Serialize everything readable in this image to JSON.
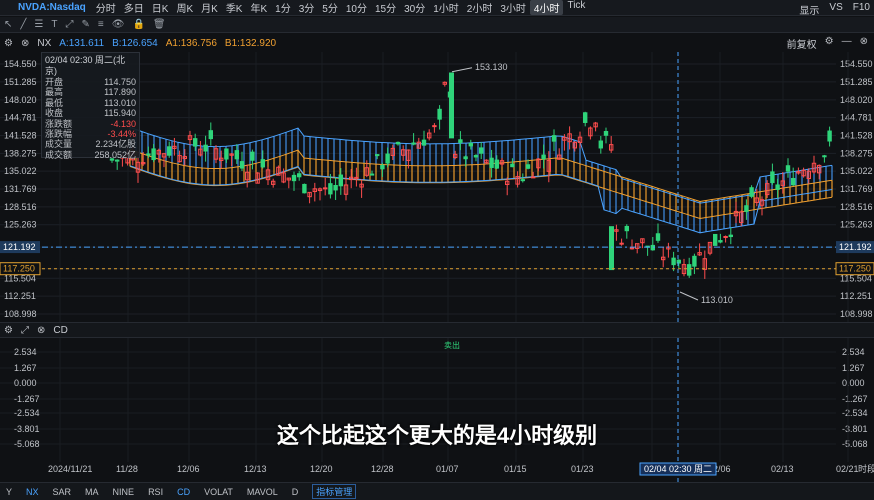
{
  "header": {
    "symbol": "NVDA:Nasdaq",
    "timeframes": [
      "分时",
      "多日",
      "日K",
      "周K",
      "月K",
      "季K",
      "年K",
      "1分",
      "3分",
      "5分",
      "10分",
      "15分",
      "30分",
      "1小时",
      "2小时",
      "3小时",
      "4小时",
      "Tick"
    ],
    "active_timeframe": "4小时",
    "right": [
      "显示",
      "VS",
      "F10"
    ]
  },
  "indicators": {
    "main": "NX",
    "a": "A:131.611",
    "b": "B:126.654",
    "a1": "A1:136.756",
    "b1": "B1:132.920",
    "right_label": "前复权",
    "colors": {
      "a": "#4aa3ff",
      "b": "#4aa3ff",
      "a1": "#f0a030",
      "b1": "#f0a030"
    }
  },
  "infobox": {
    "header": "02/04 02:30 周二(北京)",
    "rows": [
      {
        "k": "开盘",
        "v": "114.750"
      },
      {
        "k": "最高",
        "v": "117.890"
      },
      {
        "k": "最低",
        "v": "113.010"
      },
      {
        "k": "收盘",
        "v": "115.940"
      },
      {
        "k": "涨跌额",
        "v": "-4.130"
      },
      {
        "k": "涨跌幅",
        "v": "-3.44%"
      },
      {
        "k": "成交量",
        "v": "2.234亿股"
      },
      {
        "k": "成交额",
        "v": "258.052亿"
      }
    ]
  },
  "price_axis": [
    "154.550",
    "151.285",
    "148.020",
    "144.781",
    "141.528",
    "138.275",
    "135.022",
    "131.769",
    "128.516",
    "125.263",
    "121.192",
    "117.250",
    "115.504",
    "112.251",
    "108.998"
  ],
  "highlights": {
    "crosshair_price": "121.192",
    "dashed_price": "117.250",
    "high_label": "153.130",
    "low_label": "113.010"
  },
  "sub": {
    "name": "CD",
    "sell_label": "卖出",
    "axis": [
      "2.534",
      "1.267",
      "0.000",
      "-1.267",
      "-2.534",
      "-3.801",
      "-5.068"
    ]
  },
  "date_axis": [
    "2024/11/21",
    "11/28",
    "12/06",
    "12/13",
    "12/20",
    "12/28",
    "01/07",
    "01/15",
    "01/23",
    "01/31",
    "02/06",
    "02/13",
    "02/21"
  ],
  "crosshair_date": "02/04 02:30 周二",
  "time_label": "时段",
  "bottom_tabs": [
    "Y",
    "NX",
    "SAR",
    "MA",
    "NINE",
    "RSI",
    "CD",
    "VOLAT",
    "MAVOL",
    "D",
    "指标管理"
  ],
  "subtitle": "这个比起这个更大的是4小时级别",
  "colors": {
    "up": "#ff4d4d",
    "down": "#2fd47a",
    "blue_band": "#3f8fe6",
    "orange_band": "#e89a2c",
    "bg": "#0f1114"
  }
}
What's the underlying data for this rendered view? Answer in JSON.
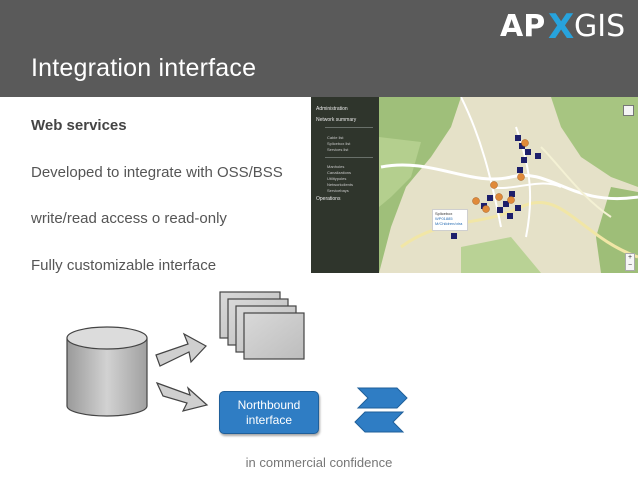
{
  "header": {
    "title": "Integration interface"
  },
  "logo": {
    "part1": "AP",
    "part2": "X",
    "part3": "GIS"
  },
  "bullets": [
    "Web services",
    "Developed to integrate with OSS/BSS",
    "write/read access o read-only",
    "Fully customizable interface"
  ],
  "map": {
    "menu": {
      "administration": "Administration",
      "network_summary": "Network summary",
      "items": [
        "Cable list",
        "Splicebox list",
        "Services list"
      ],
      "items2": [
        "Manholes",
        "Canalizations",
        "Utilitypoles",
        "Networkclients",
        "Servicebays"
      ],
      "operations": "Operations"
    },
    "popup": {
      "title": "Splicebox",
      "line1": "WP01885",
      "line2": "M/Children/otra"
    }
  },
  "diagram": {
    "interface_label_line1": "Northbound",
    "interface_label_line2": "interface"
  },
  "footer": {
    "text": "in commercial confidence"
  },
  "colors": {
    "header": "#5a5a5a",
    "accent_blue": "#2f7dc4",
    "logo_x": "#27a3dd"
  }
}
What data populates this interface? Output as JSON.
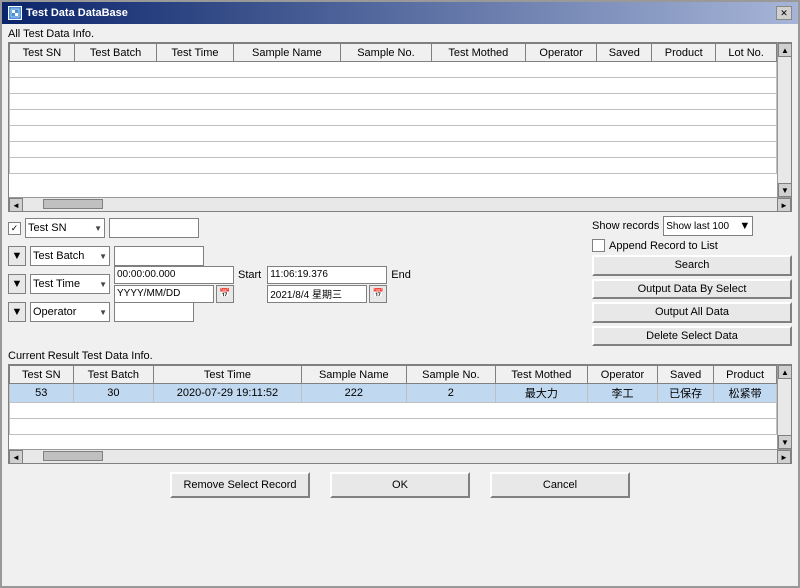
{
  "window": {
    "title": "Test Data DataBase",
    "icon": "db"
  },
  "all_test_data": {
    "label": "All Test Data Info.",
    "columns": [
      "Test SN",
      "Test Batch",
      "Test Time",
      "Sample Name",
      "Sample No.",
      "Test Mothed",
      "Operator",
      "Saved",
      "Product",
      "Lot No."
    ],
    "rows": []
  },
  "filters": {
    "checkbox_checked": "✓",
    "field1_value": "Test SN",
    "field2_value": "Test Batch",
    "field3_value": "Test Time",
    "field4_value": "Operator",
    "datetime_start": "00:00:00.000",
    "datetime_start2": "YYYY/MM/DD",
    "datetime_end": "11:06:19.376",
    "datetime_end2": "2021/8/4 星期三",
    "start_label": "Start",
    "end_label": "End"
  },
  "right_controls": {
    "show_records_label": "Show records",
    "show_records_value": "Show last 100",
    "append_record_label": "Append Record to List",
    "search_label": "Search",
    "output_select_label": "Output Data By Select",
    "output_all_label": "Output All Data",
    "delete_label": "Delete Select Data"
  },
  "current_result": {
    "label": "Current Result Test Data Info.",
    "columns": [
      "Test SN",
      "Test Batch",
      "Test Time",
      "Sample Name",
      "Sample No.",
      "Test Mothed",
      "Operator",
      "Saved",
      "Product"
    ],
    "rows": [
      [
        "53",
        "30",
        "2020-07-29 19:11:52",
        "222",
        "2",
        "最大力",
        "李工",
        "已保存",
        "松紧带"
      ]
    ]
  },
  "bottom_buttons": {
    "remove_label": "Remove Select Record",
    "ok_label": "OK",
    "cancel_label": "Cancel"
  }
}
━━━━━━━━━━━━━━━━
WORK TO BE COMPLETED. Find the lines holding "this" and list every one.

TASK ANSWER.
Serialize everything readable in this image to JSON.
What's the underlying data for this rendered view? Answer in JSON.
What data populates this interface? Output as JSON.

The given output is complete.